Selected passage:

————

$12 AM Band Frequency Synthesizer
AM Broadcast Band Frequency Generator for Part 15 transmitters
|I built the Wenzel
Part 15 AM transmitter. Having learned that better range comes
when the frequency is as close to 1700 as possible, I've looked all over
for suitable crystals and couldn't find them. There are custom frequency
crystal oscillators available for under $20 from Mouser and Digi-Key with
a two week turnaround. I didn't want to wait that long.
Then I found a relatively simple PLL synthesizer
by Harry Lythall-SMOVPO. Also, I studied
the Gizmo circuit, which mates a similar
synthesizer to a version of the Wenzel transmitter. I simplified
both circuits and came up with a 530-1700 KHz synthesizer that increments
in 10 KHz steps, stable with 2-3 Hz. The best part is that all the parts
can be ordered from Mouser for about $12.00, which includes the $5.00 copper
clad circuit board blank.
HOW IT WORKS: The 4060 is a crystal oscillator/divider. The crystal is 10.24 MHz that is divided by 1024, resulting in a 10KHz square wave out on pin 15. The 10KHz frequency is used for channel spacing. It is input into Pin 14 of the 14046 PLL, whose VCO is set for a free running frequency that will cover 500 KHz-2 MHz. The 10 KHz frequency will be multiplied N, which is any integer between 53 and 171, set by the switches on the 40103 divider. The multiplication results in 530 KHz-1710 KHz. A free running frequency is input from 14046 PLL VCO out (Pin 4) into the clock of the 40103 (Pin 1). The 40103 divides that free running frequency by N, chosen by the switch settings on pins 4-13. The divided output is input into the 14046 PLL (Pin 3), where it's compared with the 10 KHz input, adjusting until it matches the 10 KHz frequency. When it matches, the VCO will be running N times the 10 KHz frequency, resulting in the desired output frequency.

————

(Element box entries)
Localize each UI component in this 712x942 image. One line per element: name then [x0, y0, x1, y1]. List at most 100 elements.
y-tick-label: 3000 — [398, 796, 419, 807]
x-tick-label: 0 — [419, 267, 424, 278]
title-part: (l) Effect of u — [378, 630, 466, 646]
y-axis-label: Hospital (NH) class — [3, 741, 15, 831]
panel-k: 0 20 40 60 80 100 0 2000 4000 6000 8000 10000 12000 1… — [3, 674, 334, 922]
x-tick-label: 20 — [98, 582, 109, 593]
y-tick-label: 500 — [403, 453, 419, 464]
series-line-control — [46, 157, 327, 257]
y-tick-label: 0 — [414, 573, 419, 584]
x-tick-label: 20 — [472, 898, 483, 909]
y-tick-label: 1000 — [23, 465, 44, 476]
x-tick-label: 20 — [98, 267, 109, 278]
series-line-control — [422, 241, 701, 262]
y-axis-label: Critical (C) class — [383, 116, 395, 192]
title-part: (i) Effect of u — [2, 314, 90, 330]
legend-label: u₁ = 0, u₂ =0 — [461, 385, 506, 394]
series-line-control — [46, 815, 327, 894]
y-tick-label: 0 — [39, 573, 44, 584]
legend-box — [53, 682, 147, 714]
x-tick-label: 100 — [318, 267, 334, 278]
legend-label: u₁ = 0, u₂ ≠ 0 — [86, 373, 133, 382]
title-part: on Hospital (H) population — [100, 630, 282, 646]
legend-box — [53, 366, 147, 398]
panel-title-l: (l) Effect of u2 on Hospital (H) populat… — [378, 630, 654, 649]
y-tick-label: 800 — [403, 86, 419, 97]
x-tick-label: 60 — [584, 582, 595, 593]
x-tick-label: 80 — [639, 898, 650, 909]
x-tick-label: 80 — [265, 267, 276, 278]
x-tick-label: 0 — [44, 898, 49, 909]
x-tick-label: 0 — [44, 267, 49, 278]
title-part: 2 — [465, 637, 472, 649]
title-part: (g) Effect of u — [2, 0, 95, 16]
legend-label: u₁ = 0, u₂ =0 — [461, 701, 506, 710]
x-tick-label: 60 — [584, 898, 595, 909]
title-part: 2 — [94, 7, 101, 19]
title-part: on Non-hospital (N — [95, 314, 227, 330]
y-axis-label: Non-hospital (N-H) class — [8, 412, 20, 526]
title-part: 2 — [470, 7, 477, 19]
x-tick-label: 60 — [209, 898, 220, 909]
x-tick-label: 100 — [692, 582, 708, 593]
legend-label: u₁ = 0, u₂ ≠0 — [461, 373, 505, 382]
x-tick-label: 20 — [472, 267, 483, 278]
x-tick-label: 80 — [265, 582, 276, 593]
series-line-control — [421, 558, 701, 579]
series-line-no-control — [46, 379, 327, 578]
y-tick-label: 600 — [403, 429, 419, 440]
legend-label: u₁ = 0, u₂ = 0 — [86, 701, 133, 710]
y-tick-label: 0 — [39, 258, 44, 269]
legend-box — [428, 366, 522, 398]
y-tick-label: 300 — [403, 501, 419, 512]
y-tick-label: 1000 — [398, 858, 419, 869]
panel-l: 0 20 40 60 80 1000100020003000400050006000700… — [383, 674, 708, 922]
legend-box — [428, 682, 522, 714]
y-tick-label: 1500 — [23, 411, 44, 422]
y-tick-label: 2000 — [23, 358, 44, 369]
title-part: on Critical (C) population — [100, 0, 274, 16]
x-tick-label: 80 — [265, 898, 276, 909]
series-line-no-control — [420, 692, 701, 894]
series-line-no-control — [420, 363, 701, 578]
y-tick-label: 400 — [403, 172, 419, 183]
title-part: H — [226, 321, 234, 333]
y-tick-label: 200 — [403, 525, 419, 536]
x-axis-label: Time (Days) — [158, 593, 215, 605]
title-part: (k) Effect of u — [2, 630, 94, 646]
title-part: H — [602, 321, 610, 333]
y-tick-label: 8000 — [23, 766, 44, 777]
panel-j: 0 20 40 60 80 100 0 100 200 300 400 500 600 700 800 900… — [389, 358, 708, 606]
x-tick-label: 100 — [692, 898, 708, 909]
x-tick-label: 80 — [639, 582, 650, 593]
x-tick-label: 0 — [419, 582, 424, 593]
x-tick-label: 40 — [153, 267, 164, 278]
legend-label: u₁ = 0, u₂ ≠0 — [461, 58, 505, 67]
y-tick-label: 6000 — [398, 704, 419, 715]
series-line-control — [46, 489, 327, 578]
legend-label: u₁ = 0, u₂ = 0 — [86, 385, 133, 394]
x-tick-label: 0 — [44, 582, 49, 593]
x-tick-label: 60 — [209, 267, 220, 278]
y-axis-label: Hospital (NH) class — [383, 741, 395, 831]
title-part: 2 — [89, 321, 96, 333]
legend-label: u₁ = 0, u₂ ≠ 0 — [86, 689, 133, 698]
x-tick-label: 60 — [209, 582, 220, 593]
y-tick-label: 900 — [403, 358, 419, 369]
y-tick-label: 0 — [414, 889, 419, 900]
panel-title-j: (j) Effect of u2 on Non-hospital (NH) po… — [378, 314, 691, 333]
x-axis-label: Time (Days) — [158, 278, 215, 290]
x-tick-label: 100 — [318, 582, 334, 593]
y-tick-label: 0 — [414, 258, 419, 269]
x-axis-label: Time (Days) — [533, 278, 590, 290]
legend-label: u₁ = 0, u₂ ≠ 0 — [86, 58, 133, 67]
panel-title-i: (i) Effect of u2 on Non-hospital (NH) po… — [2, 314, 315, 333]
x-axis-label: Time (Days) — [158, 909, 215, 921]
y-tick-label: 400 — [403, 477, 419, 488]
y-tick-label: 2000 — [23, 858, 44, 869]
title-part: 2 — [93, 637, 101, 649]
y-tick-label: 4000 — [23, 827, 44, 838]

————

Task requirements:
1. Reproduce the passage of the AM band synthesizer text starting with "Then I found" and going on through "circuit board blank.".
2. Answer these questions using the AM band synthesizer text:
(a) What is the frequency of the crystal used with the 4060?
(b) What is the price of the copper clad circuit board blank?
(c) In what size steps does the synthesizer increment?
The entries stand apart from the text on the AM band synthesizer as separate material.

Problem solutions:
1.
Then I found a relatively simple PLL synthesizer
by Harry Lythall-SMOVPO. Also, I studied
the Gizmo circuit, which mates a similar
synthesizer to a version of the Wenzel transmitter. I simplified
both circuits and came up with a 530-1700 KHz synthesizer that increments
in 10 KHz steps, stable with 2-3 Hz. The best part is that all the parts
can be ordered from Mouser for about $12.00, which includes the $5.00 copper
clad circuit board blank.

2.
(a) 10.24 MHz
(b) $5.00
(c) 10 KHz